SHORT PROBLEM -
Report the number of lines containing "price", with no other words.
═════ SOURCE RECORDS
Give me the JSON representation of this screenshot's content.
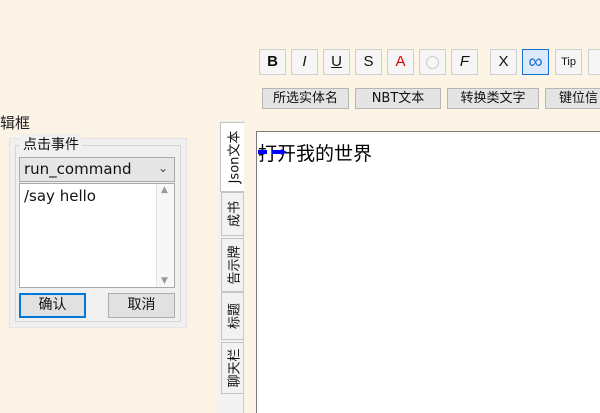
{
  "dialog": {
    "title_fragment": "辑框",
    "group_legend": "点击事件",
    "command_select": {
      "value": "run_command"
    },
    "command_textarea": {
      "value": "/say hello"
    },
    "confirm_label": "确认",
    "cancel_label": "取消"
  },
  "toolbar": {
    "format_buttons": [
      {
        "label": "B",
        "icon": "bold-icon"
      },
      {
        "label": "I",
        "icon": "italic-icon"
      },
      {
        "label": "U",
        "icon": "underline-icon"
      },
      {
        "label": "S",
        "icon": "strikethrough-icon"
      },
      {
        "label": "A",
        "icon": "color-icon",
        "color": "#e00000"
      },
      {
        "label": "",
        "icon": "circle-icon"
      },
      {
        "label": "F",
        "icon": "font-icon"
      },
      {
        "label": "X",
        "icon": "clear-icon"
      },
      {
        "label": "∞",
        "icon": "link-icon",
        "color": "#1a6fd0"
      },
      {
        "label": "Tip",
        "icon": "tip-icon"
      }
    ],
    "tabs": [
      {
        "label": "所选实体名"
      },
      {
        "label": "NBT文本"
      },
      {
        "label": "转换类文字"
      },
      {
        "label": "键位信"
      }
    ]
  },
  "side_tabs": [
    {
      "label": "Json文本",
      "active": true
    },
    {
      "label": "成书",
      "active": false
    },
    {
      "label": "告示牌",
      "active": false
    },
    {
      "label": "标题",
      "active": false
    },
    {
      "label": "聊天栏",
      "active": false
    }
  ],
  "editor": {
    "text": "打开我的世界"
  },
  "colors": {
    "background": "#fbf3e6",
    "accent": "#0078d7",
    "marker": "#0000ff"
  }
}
══════════
═════ SOURCE RECORDS
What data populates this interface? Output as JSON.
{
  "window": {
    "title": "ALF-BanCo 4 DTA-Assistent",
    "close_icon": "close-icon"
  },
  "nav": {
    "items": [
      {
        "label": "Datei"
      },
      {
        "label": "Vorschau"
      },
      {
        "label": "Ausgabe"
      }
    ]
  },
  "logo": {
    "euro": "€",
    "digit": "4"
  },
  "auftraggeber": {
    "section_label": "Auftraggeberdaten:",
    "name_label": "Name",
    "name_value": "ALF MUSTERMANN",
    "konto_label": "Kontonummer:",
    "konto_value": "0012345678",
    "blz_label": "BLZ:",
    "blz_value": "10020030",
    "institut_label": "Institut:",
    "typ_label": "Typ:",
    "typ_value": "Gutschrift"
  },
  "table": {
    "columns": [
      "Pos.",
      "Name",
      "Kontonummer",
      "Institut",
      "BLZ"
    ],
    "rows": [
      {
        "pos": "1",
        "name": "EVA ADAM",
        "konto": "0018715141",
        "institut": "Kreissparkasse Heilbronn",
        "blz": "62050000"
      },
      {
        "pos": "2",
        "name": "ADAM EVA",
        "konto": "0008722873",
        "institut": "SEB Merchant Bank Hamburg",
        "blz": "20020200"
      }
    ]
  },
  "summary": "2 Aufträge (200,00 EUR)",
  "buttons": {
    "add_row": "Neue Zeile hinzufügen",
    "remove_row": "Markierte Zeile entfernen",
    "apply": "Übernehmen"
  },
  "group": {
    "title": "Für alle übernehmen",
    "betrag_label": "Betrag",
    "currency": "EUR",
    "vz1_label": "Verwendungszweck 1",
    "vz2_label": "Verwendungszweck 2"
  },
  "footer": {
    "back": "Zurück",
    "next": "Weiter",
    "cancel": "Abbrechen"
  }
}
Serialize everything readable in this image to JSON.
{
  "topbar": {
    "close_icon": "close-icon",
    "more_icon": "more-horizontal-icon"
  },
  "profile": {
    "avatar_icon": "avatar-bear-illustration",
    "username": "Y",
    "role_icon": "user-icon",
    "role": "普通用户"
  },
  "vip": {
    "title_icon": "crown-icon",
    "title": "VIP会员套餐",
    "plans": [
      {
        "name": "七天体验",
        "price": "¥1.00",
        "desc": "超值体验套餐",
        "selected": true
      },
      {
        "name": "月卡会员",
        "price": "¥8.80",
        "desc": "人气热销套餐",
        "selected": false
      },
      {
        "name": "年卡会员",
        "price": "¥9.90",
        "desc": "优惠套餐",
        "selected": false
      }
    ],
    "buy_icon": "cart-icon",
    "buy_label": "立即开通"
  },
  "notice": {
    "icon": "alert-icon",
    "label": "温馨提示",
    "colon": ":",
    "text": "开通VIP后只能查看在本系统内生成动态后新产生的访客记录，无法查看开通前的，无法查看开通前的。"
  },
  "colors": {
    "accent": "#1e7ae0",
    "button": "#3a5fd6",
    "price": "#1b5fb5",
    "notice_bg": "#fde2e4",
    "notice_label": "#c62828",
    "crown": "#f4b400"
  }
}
══════════
RESPONSE TO THE TASK -
4